#### Instructions for the task:
Every entry that follows should be repeated exactly; drop the images.

#### Raw data:
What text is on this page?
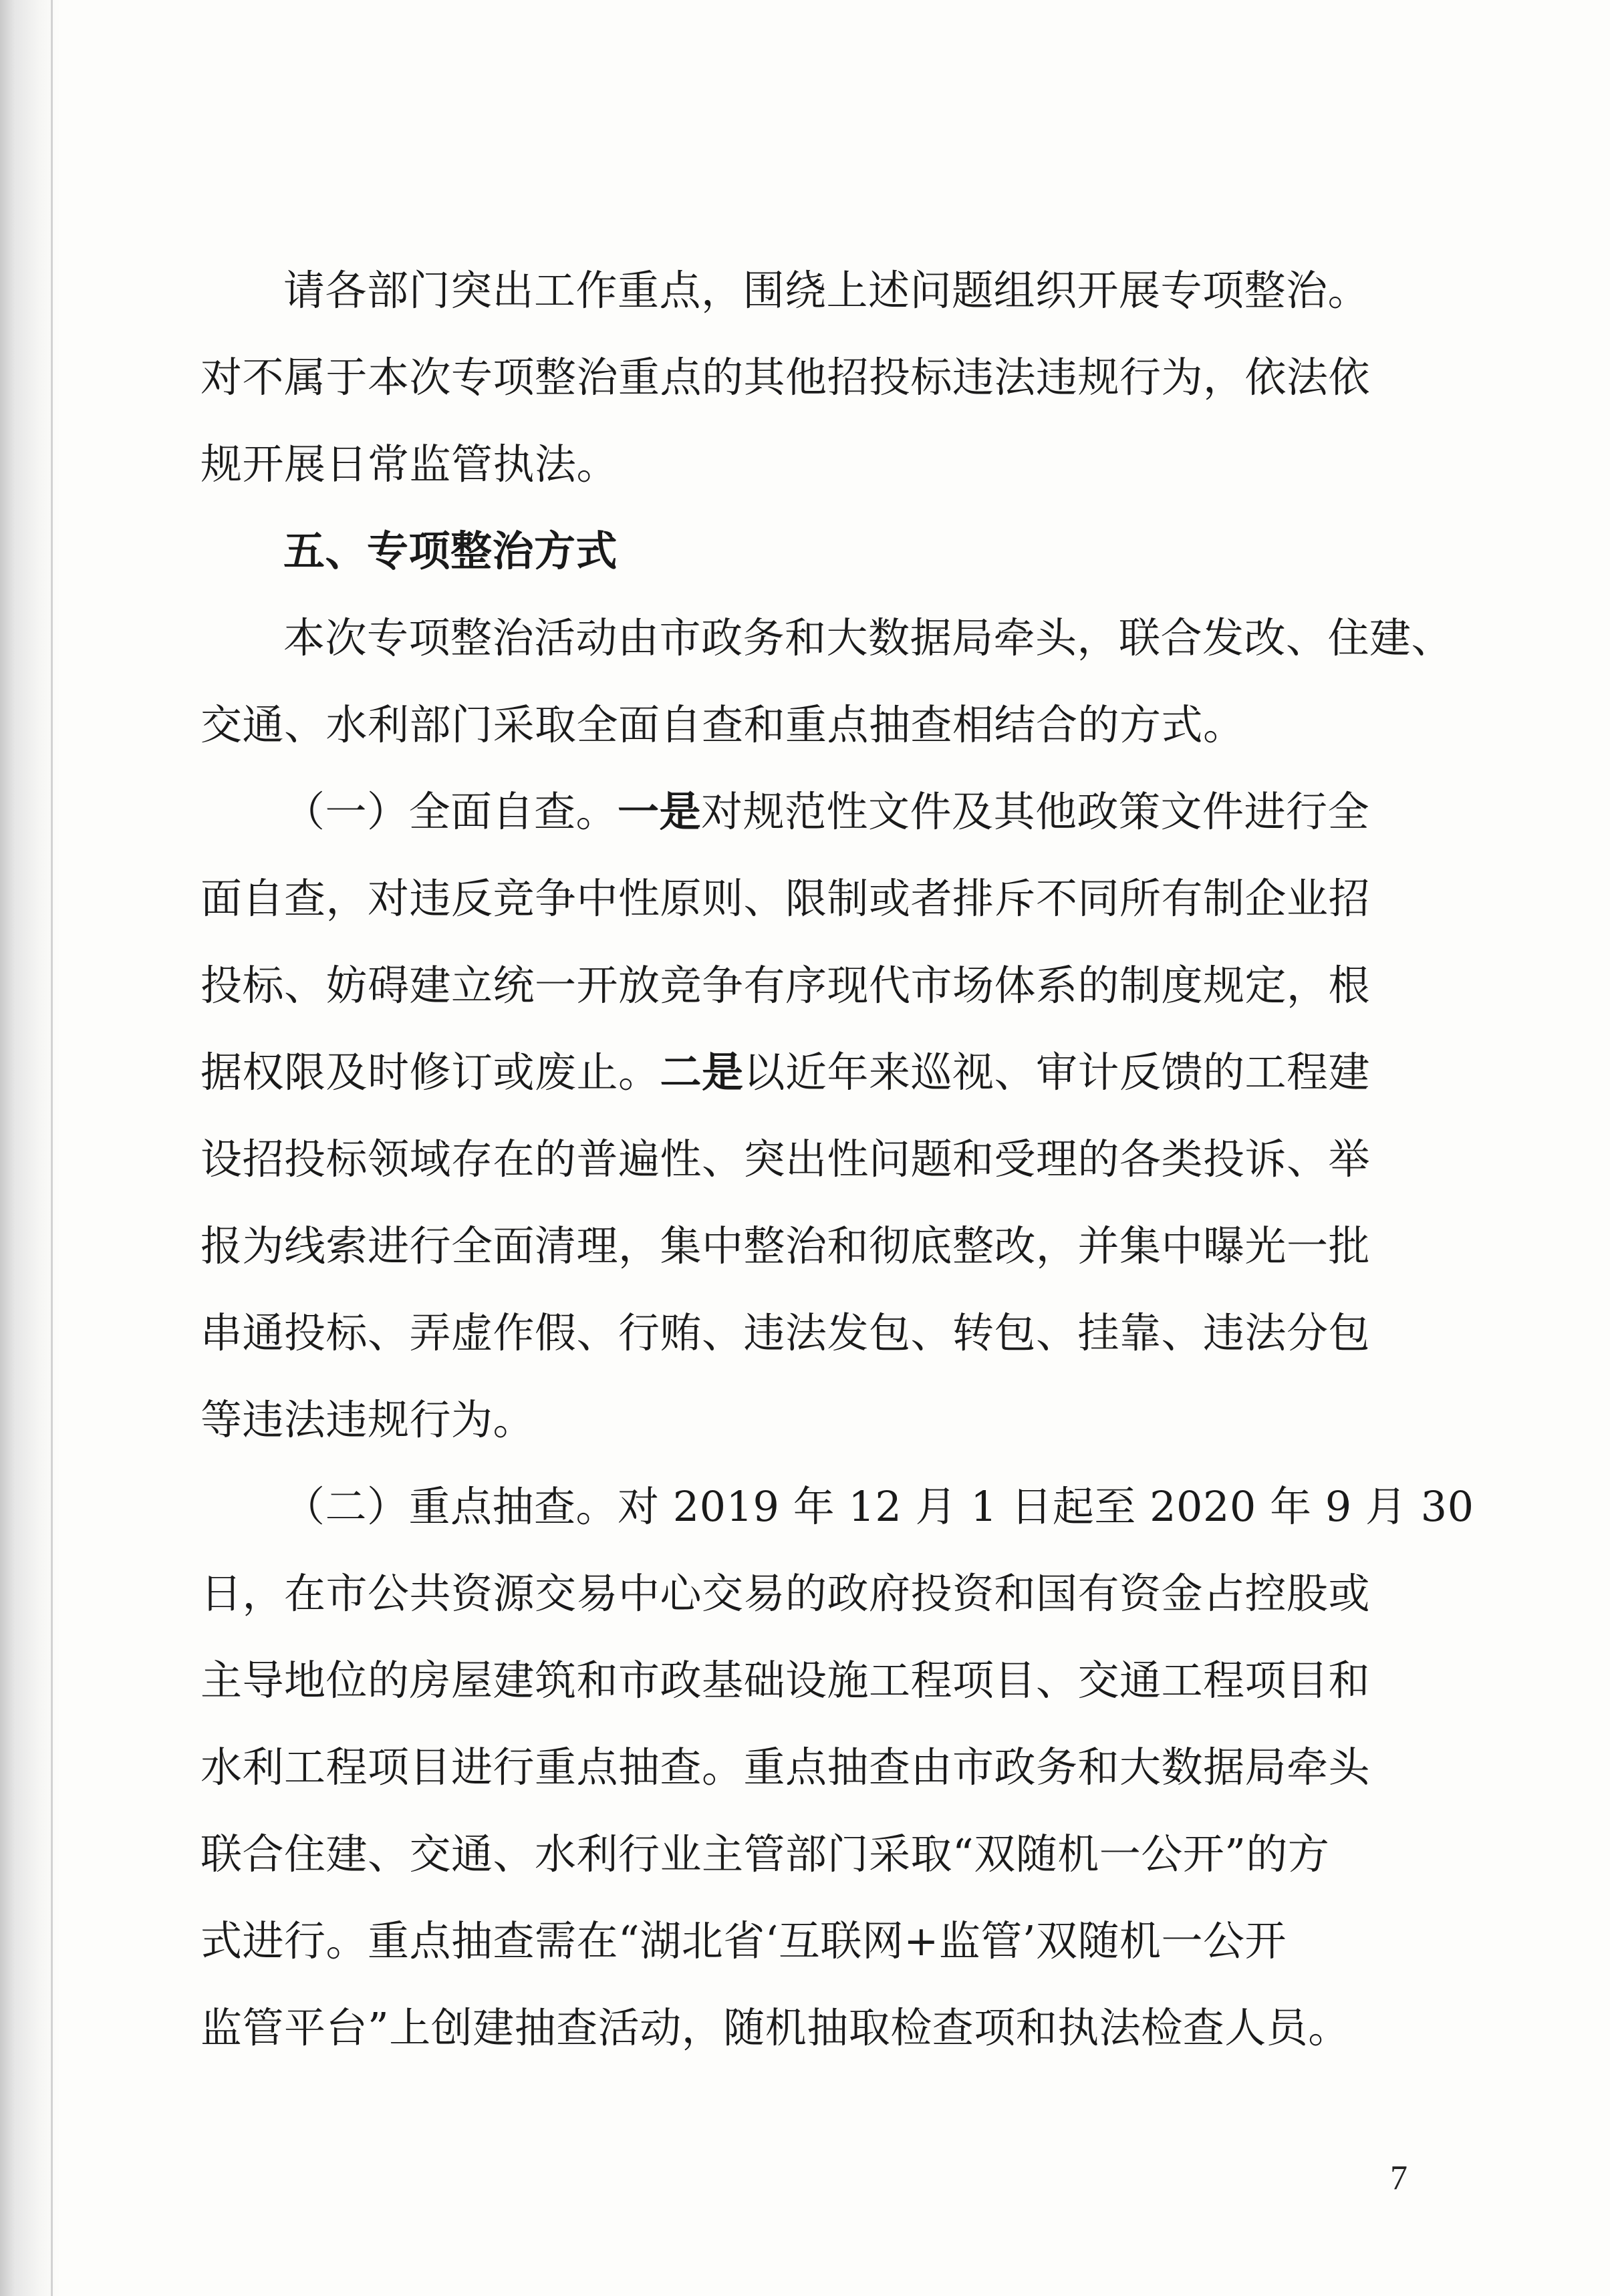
请各部门突出工作重点，围绕上述问题组织开展专项整治。
对不属于本次专项整治重点的其他招投标违法违规行为，依法依
规开展日常监管执法。
五、专项整治方式
本次专项整治活动由市政务和大数据局牵头，联合发改、住建、
交通、水利部门采取全面自查和重点抽查相结合的方式。
（一）全面自查。一是对规范性文件及其他政策文件进行全
面自查，对违反竞争中性原则、限制或者排斥不同所有制企业招
投标、妨碍建立统一开放竞争有序现代市场体系的制度规定，根
据权限及时修订或废止。二是以近年来巡视、审计反馈的工程建
设招投标领域存在的普遍性、突出性问题和受理的各类投诉、举
报为线索进行全面清理，集中整治和彻底整改，并集中曝光一批
串通投标、弄虚作假、行贿、违法发包、转包、挂靠、违法分包
等违法违规行为。
（二）重点抽查。对 2019 年 12 月 1 日起至 2020 年 9 月 30
日，在市公共资源交易中心交易的政府投资和国有资金占控股或
主导地位的房屋建筑和市政基础设施工程项目、交通工程项目和
水利工程项目进行重点抽查。重点抽查由市政务和大数据局牵头
联合住建、交通、水利行业主管部门采取“双随机一公开”的方
式进行。重点抽查需在“湖北省‘互联网+监管’双随机一公开
监管平台”上创建抽查活动，随机抽取检查项和执法检查人员。
7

#### Task response:
What text is on this page?
请各部门突出工作重点，围绕上述问题组织开展专项整治。
对不属于本次专项整治重点的其他招投标违法违规行为，依法依
规开展日常监管执法。
五、专项整治方式
本次专项整治活动由市政务和大数据局牵头，联合发改、住建、
交通、水利部门采取全面自查和重点抽查相结合的方式。
（一）全面自查。一是对规范性文件及其他政策文件进行全
面自查，对违反竞争中性原则、限制或者排斥不同所有制企业招
投标、妨碍建立统一开放竞争有序现代市场体系的制度规定，根
据权限及时修订或废止。二是以近年来巡视、审计反馈的工程建
设招投标领域存在的普遍性、突出性问题和受理的各类投诉、举
报为线索进行全面清理，集中整治和彻底整改，并集中曝光一批
串通投标、弄虚作假、行贿、违法发包、转包、挂靠、违法分包
等违法违规行为。
（二）重点抽查。对 2019 年 12 月 1 日起至 2020 年 9 月 30
日，在市公共资源交易中心交易的政府投资和国有资金占控股或
主导地位的房屋建筑和市政基础设施工程项目、交通工程项目和
水利工程项目进行重点抽查。重点抽查由市政务和大数据局牵头
联合住建、交通、水利行业主管部门采取“双随机一公开”的方
式进行。重点抽查需在“湖北省‘互联网+监管’双随机一公开
监管平台”上创建抽查活动，随机抽取检查项和执法检查人员。
7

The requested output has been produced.